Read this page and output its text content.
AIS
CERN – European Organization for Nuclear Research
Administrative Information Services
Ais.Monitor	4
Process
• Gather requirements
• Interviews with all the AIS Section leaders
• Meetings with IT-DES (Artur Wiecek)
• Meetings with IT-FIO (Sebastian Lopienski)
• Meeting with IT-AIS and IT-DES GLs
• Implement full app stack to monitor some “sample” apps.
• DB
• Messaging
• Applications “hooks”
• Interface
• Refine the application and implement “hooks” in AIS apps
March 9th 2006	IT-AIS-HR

> [What to do] Return the listing above in its exact form.

> [Solution for this exercise]
Read this page and output its text content.
AIS
CERN – European Organization for Nuclear Research
Administrative Information Services
Ais.Monitor	4
Process
• Gather requirements
• Interviews with all the AIS Section leaders
• Meetings with IT-DES (Artur Wiecek)
• Meetings with IT-FIO (Sebastian Lopienski)
• Meeting with IT-AIS and IT-DES GLs
• Implement full app stack to monitor some “sample” apps.
• DB
• Messaging
• Applications “hooks”
• Interface
• Refine the application and implement “hooks” in AIS apps
March 9th 2006	IT-AIS-HR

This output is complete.